Problem details: Extract, from the listing that follows, each line containing the word "against".

***** Supplied records *****

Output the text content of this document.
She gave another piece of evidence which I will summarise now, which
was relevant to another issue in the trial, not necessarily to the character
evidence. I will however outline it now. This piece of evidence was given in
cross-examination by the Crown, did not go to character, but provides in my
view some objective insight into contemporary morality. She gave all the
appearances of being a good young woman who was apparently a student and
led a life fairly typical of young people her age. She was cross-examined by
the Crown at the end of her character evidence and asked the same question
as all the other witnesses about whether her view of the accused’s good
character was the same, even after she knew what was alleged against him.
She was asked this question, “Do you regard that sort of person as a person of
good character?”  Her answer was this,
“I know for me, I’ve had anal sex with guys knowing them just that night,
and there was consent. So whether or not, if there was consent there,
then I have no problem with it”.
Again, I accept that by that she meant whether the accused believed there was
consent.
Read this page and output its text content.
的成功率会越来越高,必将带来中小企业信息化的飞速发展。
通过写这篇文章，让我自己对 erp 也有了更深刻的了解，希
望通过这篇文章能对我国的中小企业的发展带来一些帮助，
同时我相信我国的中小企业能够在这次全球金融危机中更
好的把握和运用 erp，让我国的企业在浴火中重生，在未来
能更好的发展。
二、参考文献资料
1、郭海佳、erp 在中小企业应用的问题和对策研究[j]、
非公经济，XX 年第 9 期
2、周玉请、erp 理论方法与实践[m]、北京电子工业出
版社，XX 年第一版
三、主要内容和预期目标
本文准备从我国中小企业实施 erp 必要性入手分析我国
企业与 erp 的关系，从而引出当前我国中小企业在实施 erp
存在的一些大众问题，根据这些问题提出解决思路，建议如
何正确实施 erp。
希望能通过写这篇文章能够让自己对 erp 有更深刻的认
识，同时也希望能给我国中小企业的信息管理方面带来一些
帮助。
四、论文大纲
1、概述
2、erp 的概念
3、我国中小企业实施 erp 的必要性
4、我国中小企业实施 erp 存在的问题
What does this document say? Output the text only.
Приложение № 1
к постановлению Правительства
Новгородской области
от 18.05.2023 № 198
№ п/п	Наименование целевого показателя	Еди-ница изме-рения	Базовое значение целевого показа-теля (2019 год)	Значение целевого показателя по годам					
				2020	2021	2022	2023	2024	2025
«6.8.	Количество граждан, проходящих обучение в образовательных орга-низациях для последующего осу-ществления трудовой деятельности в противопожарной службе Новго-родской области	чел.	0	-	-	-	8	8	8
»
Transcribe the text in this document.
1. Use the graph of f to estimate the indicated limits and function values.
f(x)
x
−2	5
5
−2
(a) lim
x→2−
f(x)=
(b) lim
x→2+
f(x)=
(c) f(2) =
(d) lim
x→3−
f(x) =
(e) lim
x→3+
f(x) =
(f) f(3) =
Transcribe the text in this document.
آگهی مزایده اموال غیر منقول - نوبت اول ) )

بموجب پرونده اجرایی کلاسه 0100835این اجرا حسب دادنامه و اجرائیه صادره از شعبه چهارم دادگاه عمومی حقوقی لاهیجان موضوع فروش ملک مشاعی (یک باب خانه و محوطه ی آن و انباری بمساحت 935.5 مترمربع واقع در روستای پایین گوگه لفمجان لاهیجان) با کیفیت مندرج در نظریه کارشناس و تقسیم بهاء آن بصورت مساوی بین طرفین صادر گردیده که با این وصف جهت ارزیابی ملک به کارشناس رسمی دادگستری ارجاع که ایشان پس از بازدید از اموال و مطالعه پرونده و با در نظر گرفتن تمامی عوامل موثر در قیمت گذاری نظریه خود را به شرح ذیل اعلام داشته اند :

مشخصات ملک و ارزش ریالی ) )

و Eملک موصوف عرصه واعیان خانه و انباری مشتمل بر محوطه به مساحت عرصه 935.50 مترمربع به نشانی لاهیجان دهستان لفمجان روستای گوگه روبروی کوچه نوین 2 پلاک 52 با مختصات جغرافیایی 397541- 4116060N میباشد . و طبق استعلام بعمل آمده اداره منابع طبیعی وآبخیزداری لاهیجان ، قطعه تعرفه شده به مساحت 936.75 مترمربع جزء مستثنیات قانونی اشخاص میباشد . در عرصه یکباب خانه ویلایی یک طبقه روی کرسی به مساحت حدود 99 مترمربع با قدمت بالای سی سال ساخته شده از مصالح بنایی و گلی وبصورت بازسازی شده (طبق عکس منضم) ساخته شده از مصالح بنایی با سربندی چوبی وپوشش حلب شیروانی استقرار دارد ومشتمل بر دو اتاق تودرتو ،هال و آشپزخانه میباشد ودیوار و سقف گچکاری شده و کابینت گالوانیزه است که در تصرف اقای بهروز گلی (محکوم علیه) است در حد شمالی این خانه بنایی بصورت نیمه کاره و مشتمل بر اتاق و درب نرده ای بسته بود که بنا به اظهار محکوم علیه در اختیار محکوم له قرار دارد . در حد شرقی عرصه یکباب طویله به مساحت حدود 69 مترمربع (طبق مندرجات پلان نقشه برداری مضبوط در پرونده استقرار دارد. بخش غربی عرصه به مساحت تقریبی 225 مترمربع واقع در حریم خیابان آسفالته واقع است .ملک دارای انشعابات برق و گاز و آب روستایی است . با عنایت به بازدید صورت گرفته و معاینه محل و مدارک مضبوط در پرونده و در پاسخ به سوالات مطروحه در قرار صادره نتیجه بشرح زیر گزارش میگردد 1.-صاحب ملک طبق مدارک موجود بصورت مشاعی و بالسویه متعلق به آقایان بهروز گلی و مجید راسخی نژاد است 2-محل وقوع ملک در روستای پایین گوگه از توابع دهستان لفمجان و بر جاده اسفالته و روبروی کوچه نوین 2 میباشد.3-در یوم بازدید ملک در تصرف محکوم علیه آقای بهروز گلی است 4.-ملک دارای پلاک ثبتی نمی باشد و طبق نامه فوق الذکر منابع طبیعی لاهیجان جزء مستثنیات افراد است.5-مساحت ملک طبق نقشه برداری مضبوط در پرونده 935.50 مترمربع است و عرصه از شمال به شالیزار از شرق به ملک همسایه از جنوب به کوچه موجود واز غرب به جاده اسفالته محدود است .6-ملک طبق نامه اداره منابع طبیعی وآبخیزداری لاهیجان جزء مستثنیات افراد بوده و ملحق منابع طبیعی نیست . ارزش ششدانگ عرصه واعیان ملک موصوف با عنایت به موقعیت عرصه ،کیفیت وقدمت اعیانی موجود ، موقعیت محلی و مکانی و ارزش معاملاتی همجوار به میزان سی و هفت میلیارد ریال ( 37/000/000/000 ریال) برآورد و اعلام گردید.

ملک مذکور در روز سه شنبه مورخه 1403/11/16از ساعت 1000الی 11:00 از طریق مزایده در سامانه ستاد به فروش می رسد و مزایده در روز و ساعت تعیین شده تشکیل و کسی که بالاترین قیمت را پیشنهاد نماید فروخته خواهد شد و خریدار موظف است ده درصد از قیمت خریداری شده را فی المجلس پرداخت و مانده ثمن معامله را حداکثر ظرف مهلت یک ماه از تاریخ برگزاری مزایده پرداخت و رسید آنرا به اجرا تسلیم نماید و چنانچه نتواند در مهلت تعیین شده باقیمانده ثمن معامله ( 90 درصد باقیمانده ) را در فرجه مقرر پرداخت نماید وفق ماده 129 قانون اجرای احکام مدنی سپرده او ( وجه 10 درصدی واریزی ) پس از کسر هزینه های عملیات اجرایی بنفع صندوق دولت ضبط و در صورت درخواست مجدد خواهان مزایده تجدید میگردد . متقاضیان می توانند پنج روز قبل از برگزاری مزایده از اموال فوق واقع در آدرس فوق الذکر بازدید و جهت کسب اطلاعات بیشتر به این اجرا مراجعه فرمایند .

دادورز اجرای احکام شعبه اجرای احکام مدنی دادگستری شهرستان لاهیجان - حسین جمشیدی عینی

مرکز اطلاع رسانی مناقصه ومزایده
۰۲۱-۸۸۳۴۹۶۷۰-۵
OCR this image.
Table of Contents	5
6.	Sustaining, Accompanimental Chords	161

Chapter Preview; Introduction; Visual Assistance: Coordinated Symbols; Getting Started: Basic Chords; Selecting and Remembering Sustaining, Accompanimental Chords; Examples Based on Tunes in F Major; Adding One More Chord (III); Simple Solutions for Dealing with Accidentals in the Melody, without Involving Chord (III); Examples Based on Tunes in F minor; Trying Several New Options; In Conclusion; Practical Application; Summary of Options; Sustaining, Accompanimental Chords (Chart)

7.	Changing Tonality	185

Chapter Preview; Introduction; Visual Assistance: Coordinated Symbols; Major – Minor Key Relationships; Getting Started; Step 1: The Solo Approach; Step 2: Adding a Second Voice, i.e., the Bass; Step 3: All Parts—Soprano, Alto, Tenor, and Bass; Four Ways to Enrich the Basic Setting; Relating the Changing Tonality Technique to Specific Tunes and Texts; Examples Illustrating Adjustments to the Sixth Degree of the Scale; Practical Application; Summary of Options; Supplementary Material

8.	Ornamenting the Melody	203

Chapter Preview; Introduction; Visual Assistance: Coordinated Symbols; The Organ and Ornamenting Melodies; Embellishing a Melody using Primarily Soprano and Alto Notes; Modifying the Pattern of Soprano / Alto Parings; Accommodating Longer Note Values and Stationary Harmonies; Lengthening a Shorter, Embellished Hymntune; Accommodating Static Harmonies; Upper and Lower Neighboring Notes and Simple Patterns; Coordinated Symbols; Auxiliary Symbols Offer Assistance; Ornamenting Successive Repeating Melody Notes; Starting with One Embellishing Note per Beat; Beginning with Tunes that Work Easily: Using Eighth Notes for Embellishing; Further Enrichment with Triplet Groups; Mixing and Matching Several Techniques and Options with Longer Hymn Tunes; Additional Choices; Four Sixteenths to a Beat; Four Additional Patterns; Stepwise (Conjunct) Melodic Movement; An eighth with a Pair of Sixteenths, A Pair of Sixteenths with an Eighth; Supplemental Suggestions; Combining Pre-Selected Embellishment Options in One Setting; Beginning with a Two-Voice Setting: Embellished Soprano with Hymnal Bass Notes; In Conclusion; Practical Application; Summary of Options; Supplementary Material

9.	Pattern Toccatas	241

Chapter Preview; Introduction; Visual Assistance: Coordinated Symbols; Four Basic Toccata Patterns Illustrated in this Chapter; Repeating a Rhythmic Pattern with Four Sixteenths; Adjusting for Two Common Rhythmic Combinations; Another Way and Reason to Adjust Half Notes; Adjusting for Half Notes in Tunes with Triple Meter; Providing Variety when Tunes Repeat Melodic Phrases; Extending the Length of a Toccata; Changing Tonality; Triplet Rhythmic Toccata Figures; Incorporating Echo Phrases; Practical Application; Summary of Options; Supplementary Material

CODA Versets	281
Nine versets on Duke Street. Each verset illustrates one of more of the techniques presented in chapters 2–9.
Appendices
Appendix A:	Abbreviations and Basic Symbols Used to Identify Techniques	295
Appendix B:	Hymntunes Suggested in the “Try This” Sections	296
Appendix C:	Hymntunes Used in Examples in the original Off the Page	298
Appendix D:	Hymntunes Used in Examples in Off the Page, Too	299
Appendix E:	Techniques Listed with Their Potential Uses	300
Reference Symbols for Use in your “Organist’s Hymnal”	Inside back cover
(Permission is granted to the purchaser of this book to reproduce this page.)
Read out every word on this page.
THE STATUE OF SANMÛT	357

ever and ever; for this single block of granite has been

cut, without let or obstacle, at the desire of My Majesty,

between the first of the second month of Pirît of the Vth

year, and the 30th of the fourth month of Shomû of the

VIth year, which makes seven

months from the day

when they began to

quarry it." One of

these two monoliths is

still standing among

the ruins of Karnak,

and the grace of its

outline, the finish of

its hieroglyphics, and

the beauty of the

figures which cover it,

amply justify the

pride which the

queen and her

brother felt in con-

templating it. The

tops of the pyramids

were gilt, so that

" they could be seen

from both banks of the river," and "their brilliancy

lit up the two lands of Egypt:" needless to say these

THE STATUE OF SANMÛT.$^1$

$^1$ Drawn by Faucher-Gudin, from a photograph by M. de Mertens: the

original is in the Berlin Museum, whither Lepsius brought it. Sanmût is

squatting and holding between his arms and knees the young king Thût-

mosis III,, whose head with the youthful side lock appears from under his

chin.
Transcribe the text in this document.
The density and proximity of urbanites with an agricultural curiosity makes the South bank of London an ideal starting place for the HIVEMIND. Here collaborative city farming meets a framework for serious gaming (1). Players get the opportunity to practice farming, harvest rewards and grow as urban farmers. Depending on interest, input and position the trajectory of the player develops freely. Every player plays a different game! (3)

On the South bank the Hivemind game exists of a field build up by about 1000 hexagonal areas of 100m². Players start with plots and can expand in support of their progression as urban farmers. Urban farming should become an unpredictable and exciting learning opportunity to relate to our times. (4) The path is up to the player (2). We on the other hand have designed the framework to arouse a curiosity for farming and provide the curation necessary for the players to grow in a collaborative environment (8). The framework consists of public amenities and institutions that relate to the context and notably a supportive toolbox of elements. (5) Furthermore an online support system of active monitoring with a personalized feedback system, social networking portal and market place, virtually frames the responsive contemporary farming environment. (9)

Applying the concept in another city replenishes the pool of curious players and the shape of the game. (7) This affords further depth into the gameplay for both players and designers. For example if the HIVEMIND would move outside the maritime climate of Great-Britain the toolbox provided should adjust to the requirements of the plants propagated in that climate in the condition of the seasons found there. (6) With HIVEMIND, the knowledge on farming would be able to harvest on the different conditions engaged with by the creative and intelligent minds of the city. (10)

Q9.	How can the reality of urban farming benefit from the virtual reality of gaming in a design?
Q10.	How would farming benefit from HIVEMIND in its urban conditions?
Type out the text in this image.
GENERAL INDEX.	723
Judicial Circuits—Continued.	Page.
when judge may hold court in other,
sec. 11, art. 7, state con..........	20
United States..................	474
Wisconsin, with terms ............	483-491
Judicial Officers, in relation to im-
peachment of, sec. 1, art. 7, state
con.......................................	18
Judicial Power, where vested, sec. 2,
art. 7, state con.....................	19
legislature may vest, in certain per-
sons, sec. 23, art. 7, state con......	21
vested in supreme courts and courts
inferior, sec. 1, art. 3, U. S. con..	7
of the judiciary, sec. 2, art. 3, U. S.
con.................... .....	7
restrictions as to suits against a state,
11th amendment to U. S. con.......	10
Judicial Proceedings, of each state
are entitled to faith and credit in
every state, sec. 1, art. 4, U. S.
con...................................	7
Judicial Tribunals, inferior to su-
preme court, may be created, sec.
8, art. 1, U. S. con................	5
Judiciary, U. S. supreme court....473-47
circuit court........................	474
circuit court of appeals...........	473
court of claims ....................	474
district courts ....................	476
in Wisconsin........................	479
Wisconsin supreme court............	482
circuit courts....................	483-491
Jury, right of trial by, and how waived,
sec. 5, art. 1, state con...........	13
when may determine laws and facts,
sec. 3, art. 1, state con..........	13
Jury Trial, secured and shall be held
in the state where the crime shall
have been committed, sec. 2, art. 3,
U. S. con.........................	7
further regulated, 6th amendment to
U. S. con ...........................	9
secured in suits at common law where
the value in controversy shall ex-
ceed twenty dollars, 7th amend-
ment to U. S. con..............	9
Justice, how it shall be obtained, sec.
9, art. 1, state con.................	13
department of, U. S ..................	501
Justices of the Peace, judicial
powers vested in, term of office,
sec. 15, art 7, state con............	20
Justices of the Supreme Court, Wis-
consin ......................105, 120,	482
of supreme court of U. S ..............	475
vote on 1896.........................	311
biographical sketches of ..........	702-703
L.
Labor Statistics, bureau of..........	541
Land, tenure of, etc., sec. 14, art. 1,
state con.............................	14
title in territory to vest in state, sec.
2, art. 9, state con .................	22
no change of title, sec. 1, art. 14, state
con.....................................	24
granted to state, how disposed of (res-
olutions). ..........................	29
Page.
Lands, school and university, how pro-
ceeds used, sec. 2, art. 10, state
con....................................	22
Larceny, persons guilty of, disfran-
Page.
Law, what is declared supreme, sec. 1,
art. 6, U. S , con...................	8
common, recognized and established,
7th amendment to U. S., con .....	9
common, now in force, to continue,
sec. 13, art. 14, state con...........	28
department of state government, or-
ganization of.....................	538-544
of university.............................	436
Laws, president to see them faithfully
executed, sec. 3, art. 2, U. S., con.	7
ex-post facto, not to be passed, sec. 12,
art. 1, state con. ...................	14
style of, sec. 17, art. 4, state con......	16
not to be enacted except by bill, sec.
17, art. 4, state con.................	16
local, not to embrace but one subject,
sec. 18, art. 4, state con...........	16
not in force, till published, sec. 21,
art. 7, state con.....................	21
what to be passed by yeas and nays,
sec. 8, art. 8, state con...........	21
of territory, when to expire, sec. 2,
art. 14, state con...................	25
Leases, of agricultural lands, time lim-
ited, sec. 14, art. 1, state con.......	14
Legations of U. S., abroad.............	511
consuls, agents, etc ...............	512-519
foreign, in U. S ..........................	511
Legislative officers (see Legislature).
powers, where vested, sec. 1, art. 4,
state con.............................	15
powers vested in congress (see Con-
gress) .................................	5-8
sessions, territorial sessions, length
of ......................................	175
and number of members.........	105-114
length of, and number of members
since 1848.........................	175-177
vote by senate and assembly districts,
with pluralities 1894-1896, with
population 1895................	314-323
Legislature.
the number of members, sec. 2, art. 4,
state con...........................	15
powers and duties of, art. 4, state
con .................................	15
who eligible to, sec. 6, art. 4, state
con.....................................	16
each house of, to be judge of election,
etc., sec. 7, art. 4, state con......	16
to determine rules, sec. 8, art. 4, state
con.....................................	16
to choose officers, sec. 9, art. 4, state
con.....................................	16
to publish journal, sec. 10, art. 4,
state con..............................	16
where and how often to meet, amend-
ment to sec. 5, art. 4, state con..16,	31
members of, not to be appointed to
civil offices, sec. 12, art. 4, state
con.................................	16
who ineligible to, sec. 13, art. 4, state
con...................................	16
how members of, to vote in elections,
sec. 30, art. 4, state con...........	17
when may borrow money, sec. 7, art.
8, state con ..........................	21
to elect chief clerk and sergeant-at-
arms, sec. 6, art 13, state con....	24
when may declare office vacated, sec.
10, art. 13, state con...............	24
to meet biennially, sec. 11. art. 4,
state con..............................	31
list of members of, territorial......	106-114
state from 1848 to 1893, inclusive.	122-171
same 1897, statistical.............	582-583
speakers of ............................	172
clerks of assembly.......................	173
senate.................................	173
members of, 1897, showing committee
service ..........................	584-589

*****

Solution to this task:
character was the same, even after she knew what was alleged against him.
restrictions as to suits against a state,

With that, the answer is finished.